> _WHAT YOU SHOULD DO_: Reproduce verbatim the rows from the start of the records through the line containing "refresh-icon[interactable] [72, 52, 108, 84]", with both ends included.

[Coordinate annotation rows]
· · ·
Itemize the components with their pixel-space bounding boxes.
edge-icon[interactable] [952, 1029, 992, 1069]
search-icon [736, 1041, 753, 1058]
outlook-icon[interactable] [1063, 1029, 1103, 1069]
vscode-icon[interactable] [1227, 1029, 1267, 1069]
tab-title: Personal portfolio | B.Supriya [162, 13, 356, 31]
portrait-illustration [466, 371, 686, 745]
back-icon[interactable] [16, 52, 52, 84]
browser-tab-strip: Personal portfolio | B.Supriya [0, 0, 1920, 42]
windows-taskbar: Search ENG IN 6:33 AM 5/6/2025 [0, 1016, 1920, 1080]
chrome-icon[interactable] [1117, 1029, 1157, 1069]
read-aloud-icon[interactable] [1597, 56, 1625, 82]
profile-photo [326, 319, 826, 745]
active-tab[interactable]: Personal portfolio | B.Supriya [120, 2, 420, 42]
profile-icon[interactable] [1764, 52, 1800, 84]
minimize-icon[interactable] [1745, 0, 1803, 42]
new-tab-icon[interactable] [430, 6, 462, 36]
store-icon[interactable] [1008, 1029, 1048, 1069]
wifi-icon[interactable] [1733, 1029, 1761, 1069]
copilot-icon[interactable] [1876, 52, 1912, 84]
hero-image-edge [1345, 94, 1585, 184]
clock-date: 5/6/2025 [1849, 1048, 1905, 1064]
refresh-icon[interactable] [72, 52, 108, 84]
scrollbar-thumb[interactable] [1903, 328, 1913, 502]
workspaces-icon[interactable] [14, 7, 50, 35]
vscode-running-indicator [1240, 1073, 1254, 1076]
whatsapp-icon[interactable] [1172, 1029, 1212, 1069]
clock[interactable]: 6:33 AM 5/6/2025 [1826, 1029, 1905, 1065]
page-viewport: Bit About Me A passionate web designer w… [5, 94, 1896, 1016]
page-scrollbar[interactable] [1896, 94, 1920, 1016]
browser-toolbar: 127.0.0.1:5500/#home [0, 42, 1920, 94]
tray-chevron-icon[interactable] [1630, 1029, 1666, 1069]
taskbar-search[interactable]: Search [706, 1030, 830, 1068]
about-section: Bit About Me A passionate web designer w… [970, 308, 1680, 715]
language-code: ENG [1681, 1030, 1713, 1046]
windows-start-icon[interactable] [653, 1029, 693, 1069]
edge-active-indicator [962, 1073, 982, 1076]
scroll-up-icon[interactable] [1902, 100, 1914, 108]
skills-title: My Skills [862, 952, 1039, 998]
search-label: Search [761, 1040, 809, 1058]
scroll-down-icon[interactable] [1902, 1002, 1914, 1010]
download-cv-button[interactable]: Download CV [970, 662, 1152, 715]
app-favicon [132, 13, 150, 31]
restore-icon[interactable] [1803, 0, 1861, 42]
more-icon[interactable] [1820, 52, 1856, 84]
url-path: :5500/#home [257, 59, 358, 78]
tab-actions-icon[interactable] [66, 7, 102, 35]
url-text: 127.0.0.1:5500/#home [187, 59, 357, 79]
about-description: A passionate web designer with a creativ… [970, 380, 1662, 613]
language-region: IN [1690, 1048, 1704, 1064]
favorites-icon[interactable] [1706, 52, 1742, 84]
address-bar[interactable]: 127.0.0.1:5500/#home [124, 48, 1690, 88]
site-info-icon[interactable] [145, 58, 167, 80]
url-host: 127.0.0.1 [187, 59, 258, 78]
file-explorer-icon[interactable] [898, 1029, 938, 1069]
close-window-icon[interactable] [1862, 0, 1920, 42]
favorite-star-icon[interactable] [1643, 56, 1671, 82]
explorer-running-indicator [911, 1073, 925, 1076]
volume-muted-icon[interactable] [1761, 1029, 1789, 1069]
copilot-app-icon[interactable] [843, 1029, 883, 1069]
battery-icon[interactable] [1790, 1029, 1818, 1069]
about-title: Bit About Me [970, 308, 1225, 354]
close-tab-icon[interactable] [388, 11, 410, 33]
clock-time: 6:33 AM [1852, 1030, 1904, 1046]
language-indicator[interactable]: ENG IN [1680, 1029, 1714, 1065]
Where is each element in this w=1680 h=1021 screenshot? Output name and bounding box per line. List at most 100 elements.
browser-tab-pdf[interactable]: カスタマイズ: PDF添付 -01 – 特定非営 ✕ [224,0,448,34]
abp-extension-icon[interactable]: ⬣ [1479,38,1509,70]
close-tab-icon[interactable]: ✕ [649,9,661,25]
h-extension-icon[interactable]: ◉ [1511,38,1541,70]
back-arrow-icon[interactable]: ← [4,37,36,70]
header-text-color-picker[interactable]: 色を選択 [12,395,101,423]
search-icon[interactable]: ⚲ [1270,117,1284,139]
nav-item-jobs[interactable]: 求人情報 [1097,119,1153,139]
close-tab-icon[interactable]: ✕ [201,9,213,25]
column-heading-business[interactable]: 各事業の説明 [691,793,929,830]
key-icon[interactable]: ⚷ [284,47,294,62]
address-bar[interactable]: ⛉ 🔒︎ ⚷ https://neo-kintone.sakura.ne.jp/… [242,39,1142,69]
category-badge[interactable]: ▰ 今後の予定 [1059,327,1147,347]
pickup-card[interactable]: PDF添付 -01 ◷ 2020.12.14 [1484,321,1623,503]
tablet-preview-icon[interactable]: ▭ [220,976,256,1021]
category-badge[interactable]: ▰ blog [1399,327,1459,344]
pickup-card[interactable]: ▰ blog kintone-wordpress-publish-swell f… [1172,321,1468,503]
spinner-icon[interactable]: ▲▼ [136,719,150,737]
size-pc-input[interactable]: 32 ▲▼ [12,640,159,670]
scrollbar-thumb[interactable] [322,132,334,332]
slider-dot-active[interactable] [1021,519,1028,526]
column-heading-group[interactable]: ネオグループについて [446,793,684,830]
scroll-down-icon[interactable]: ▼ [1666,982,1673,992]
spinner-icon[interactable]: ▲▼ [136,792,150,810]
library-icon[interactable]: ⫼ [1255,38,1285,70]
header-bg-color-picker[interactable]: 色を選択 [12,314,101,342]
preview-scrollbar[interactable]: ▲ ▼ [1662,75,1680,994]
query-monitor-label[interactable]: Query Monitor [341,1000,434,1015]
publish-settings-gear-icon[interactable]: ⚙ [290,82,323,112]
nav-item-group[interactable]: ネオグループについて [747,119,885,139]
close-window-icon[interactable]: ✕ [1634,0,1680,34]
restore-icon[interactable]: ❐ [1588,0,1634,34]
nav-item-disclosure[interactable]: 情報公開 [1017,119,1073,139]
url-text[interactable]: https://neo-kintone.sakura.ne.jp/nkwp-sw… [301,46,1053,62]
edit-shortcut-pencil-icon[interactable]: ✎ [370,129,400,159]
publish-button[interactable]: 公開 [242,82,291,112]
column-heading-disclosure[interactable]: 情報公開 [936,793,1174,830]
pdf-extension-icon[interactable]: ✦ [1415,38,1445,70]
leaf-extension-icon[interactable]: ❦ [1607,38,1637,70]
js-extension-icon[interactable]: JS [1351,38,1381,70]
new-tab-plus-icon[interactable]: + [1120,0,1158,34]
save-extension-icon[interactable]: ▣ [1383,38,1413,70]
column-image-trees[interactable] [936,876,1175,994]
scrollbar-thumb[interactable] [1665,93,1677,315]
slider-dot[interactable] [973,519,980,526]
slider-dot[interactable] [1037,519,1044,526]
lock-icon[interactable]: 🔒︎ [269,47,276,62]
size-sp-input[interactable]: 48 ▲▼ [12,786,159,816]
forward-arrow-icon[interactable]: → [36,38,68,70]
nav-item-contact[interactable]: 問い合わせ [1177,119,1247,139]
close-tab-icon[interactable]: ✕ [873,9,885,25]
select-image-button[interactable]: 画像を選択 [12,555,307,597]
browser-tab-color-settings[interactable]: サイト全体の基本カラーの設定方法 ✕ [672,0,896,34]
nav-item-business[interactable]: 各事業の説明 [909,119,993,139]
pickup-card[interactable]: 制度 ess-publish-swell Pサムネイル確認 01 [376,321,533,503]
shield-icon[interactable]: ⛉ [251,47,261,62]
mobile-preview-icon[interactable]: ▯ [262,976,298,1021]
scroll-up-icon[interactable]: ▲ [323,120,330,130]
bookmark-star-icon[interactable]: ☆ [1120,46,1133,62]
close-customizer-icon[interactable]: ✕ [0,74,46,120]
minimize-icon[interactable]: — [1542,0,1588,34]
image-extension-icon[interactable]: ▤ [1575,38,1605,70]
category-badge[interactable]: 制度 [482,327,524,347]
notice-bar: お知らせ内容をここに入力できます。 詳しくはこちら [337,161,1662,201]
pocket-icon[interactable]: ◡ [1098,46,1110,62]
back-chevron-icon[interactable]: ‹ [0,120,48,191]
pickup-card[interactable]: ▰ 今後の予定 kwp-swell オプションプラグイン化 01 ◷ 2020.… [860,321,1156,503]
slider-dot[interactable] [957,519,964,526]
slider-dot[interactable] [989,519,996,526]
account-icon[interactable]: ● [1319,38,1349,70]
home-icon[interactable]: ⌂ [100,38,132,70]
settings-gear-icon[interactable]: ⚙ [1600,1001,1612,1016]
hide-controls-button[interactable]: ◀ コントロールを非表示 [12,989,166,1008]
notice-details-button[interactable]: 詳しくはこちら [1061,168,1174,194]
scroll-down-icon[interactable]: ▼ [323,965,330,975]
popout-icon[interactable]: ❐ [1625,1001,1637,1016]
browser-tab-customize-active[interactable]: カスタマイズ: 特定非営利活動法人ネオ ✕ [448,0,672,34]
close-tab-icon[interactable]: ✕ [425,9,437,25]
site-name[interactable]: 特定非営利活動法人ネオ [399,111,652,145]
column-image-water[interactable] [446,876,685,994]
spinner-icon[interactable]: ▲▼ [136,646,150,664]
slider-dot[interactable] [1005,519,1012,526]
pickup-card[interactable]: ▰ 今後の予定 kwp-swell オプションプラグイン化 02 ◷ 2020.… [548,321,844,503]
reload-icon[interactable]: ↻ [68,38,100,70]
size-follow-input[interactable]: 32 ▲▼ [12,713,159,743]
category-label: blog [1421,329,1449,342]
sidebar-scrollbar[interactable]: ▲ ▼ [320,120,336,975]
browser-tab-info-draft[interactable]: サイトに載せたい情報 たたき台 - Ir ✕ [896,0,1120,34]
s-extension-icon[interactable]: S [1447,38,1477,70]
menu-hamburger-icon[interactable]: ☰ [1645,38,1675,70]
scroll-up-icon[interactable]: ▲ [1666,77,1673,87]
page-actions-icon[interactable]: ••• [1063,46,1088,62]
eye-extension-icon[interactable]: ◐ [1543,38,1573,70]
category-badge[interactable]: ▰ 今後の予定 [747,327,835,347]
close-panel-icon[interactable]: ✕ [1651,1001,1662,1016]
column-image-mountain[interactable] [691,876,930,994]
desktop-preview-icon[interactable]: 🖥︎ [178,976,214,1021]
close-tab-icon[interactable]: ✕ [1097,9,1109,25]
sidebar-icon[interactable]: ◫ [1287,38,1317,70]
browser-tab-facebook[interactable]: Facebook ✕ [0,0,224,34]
· · ·
> _ANSWER TO THIS PROBLEM_:
Itemize the components with their pixel-space bounding boxes.
edge-icon[interactable] [952, 1029, 992, 1069]
search-icon [736, 1041, 753, 1058]
outlook-icon[interactable] [1063, 1029, 1103, 1069]
vscode-icon[interactable] [1227, 1029, 1267, 1069]
tab-title: Personal portfolio | B.Supriya [162, 13, 356, 31]
portrait-illustration [466, 371, 686, 745]
back-icon[interactable] [16, 52, 52, 84]
browser-tab-strip: Personal portfolio | B.Supriya [0, 0, 1920, 42]
windows-taskbar: Search ENG IN 6:33 AM 5/6/2025 [0, 1016, 1920, 1080]
chrome-icon[interactable] [1117, 1029, 1157, 1069]
read-aloud-icon[interactable] [1597, 56, 1625, 82]
profile-photo [326, 319, 826, 745]
active-tab[interactable]: Personal portfolio | B.Supriya [120, 2, 420, 42]
profile-icon[interactable] [1764, 52, 1800, 84]
minimize-icon[interactable] [1745, 0, 1803, 42]
new-tab-icon[interactable] [430, 6, 462, 36]
store-icon[interactable] [1008, 1029, 1048, 1069]
wifi-icon[interactable] [1733, 1029, 1761, 1069]
copilot-icon[interactable] [1876, 52, 1912, 84]
hero-image-edge [1345, 94, 1585, 184]
clock-date: 5/6/2025 [1849, 1048, 1905, 1064]
refresh-icon[interactable] [72, 52, 108, 84]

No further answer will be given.